[What is expected] Pictures stay out of the copy; restate everything else in the material exactly.

** start **

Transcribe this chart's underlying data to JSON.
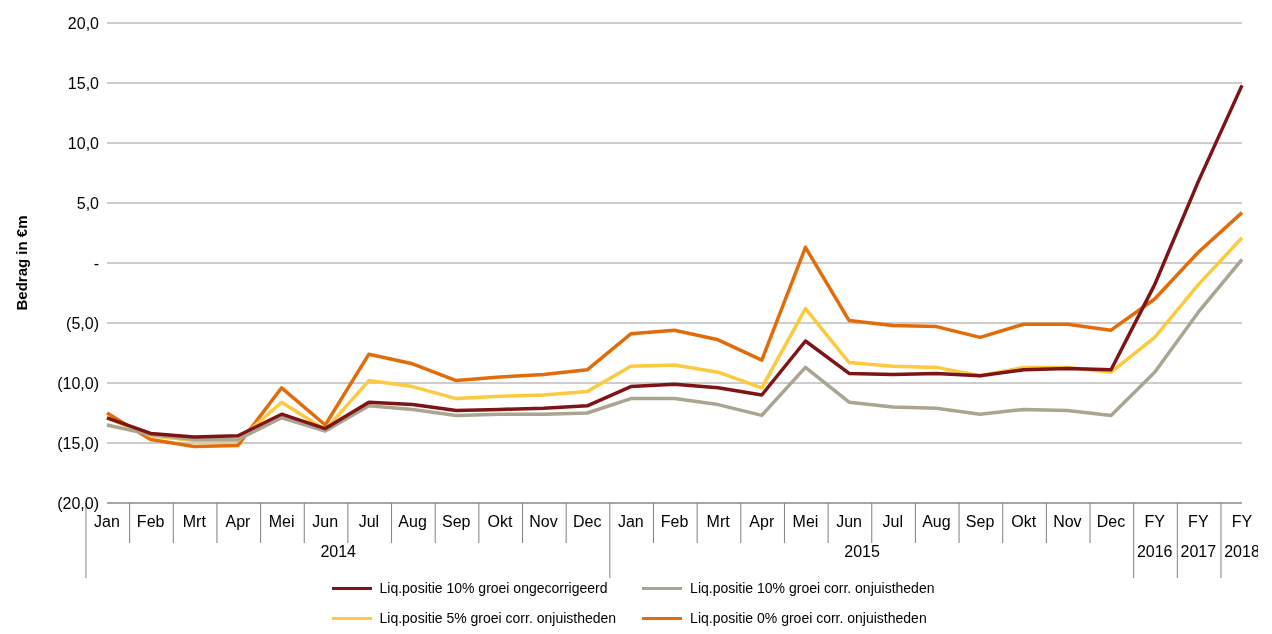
{
  "chart_data": {
    "type": "line",
    "ylabel": "Bedrag in €m",
    "categories": [
      "Jan",
      "Feb",
      "Mrt",
      "Apr",
      "Mei",
      "Jun",
      "Jul",
      "Aug",
      "Sep",
      "Okt",
      "Nov",
      "Dec",
      "Jan",
      "Feb",
      "Mrt",
      "Apr",
      "Mei",
      "Jun",
      "Jul",
      "Aug",
      "Sep",
      "Okt",
      "Nov",
      "Dec",
      "FY 2016",
      "FY 2017",
      "FY 2018"
    ],
    "annotations": [
      "2014",
      "2015"
    ],
    "series": [
      {
        "name": "Liq.positie 10% groei ongecorrigeerd",
        "color": "#7f1416",
        "values": [
          -12.9,
          -14.2,
          -14.5,
          -14.4,
          -12.6,
          -13.8,
          -11.6,
          -11.8,
          -12.3,
          -12.2,
          -12.1,
          -11.9,
          -10.3,
          -10.1,
          -10.4,
          -11.0,
          -6.5,
          -9.2,
          -9.3,
          -9.2,
          -9.4,
          -8.9,
          -8.8,
          -8.9,
          -1.8,
          6.8,
          14.8
        ]
      },
      {
        "name": "Liq.positie 10% groei corr. onjuistheden",
        "color": "#aaa591",
        "values": [
          -13.5,
          -14.3,
          -14.7,
          -14.7,
          -12.9,
          -14.0,
          -11.9,
          -12.2,
          -12.7,
          -12.6,
          -12.6,
          -12.5,
          -11.3,
          -11.3,
          -11.8,
          -12.7,
          -8.7,
          -11.6,
          -12.0,
          -12.1,
          -12.6,
          -12.2,
          -12.3,
          -12.7,
          -9.1,
          -4.1,
          0.3
        ]
      },
      {
        "name": "Liq.positie 5% groei corr. onjuistheden",
        "color": "#fdc93f",
        "values": [
          -12.9,
          -14.4,
          -14.8,
          -14.8,
          -11.6,
          -13.9,
          -9.8,
          -10.3,
          -11.3,
          -11.1,
          -11.0,
          -10.7,
          -8.6,
          -8.5,
          -9.1,
          -10.4,
          -3.8,
          -8.3,
          -8.6,
          -8.7,
          -9.4,
          -8.7,
          -8.7,
          -9.1,
          -6.2,
          -1.8,
          2.1
        ]
      },
      {
        "name": "Liq.positie 0% groei corr. onjuistheden",
        "color": "#e36c0a",
        "values": [
          -12.5,
          -14.7,
          -15.3,
          -15.2,
          -10.4,
          -13.5,
          -7.6,
          -8.4,
          -9.8,
          -9.5,
          -9.3,
          -8.9,
          -5.9,
          -5.6,
          -6.4,
          -8.1,
          1.3,
          -4.8,
          -5.2,
          -5.3,
          -6.2,
          -5.1,
          -5.1,
          -5.6,
          -3.0,
          0.9,
          4.2
        ]
      }
    ],
    "ylim": [
      -20,
      20
    ],
    "yticks": [
      {
        "value": -20,
        "label": "(20,0)"
      },
      {
        "value": -15,
        "label": "(15,0)"
      },
      {
        "value": -10,
        "label": "(10,0)"
      },
      {
        "value": -5,
        "label": "(5,0)"
      },
      {
        "value": 0,
        "label": "-"
      },
      {
        "value": 5,
        "label": "5,0"
      },
      {
        "value": 10,
        "label": "10,0"
      },
      {
        "value": 15,
        "label": "15,0"
      },
      {
        "value": 20,
        "label": "20,0"
      }
    ],
    "grid": "y",
    "legend": "bottom",
    "marker": "none",
    "line_style": "solid"
  }
}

** end **

[The response]
Transcribe this chart's underlying data to JSON.
{
  "chart_data": {
    "type": "line",
    "ylabel": "Bedrag in €m",
    "categories": [
      "Jan",
      "Feb",
      "Mrt",
      "Apr",
      "Mei",
      "Jun",
      "Jul",
      "Aug",
      "Sep",
      "Okt",
      "Nov",
      "Dec",
      "Jan",
      "Feb",
      "Mrt",
      "Apr",
      "Mei",
      "Jun",
      "Jul",
      "Aug",
      "Sep",
      "Okt",
      "Nov",
      "Dec",
      "FY 2016",
      "FY 2017",
      "FY 2018"
    ],
    "annotations": [
      "2014",
      "2015"
    ],
    "series": [
      {
        "name": "Liq.positie 10% groei ongecorrigeerd",
        "color": "#7f1416",
        "values": [
          -12.9,
          -14.2,
          -14.5,
          -14.4,
          -12.6,
          -13.8,
          -11.6,
          -11.8,
          -12.3,
          -12.2,
          -12.1,
          -11.9,
          -10.3,
          -10.1,
          -10.4,
          -11.0,
          -6.5,
          -9.2,
          -9.3,
          -9.2,
          -9.4,
          -8.9,
          -8.8,
          -8.9,
          -1.8,
          6.8,
          14.8
        ]
      },
      {
        "name": "Liq.positie 10% groei corr. onjuistheden",
        "color": "#aaa591",
        "values": [
          -13.5,
          -14.3,
          -14.7,
          -14.7,
          -12.9,
          -14.0,
          -11.9,
          -12.2,
          -12.7,
          -12.6,
          -12.6,
          -12.5,
          -11.3,
          -11.3,
          -11.8,
          -12.7,
          -8.7,
          -11.6,
          -12.0,
          -12.1,
          -12.6,
          -12.2,
          -12.3,
          -12.7,
          -9.1,
          -4.1,
          0.3
        ]
      },
      {
        "name": "Liq.positie 5% groei corr. onjuistheden",
        "color": "#fdc93f",
        "values": [
          -12.9,
          -14.4,
          -14.8,
          -14.8,
          -11.6,
          -13.9,
          -9.8,
          -10.3,
          -11.3,
          -11.1,
          -11.0,
          -10.7,
          -8.6,
          -8.5,
          -9.1,
          -10.4,
          -3.8,
          -8.3,
          -8.6,
          -8.7,
          -9.4,
          -8.7,
          -8.7,
          -9.1,
          -6.2,
          -1.8,
          2.1
        ]
      },
      {
        "name": "Liq.positie 0% groei corr. onjuistheden",
        "color": "#e36c0a",
        "values": [
          -12.5,
          -14.7,
          -15.3,
          -15.2,
          -10.4,
          -13.5,
          -7.6,
          -8.4,
          -9.8,
          -9.5,
          -9.3,
          -8.9,
          -5.9,
          -5.6,
          -6.4,
          -8.1,
          1.3,
          -4.8,
          -5.2,
          -5.3,
          -6.2,
          -5.1,
          -5.1,
          -5.6,
          -3.0,
          0.9,
          4.2
        ]
      }
    ],
    "ylim": [
      -20,
      20
    ],
    "yticks": [
      {
        "value": -20,
        "label": "(20,0)"
      },
      {
        "value": -15,
        "label": "(15,0)"
      },
      {
        "value": -10,
        "label": "(10,0)"
      },
      {
        "value": -5,
        "label": "(5,0)"
      },
      {
        "value": 0,
        "label": "-"
      },
      {
        "value": 5,
        "label": "5,0"
      },
      {
        "value": 10,
        "label": "10,0"
      },
      {
        "value": 15,
        "label": "15,0"
      },
      {
        "value": 20,
        "label": "20,0"
      }
    ],
    "grid": "y",
    "legend": "bottom",
    "marker": "none",
    "line_style": "solid"
  }
}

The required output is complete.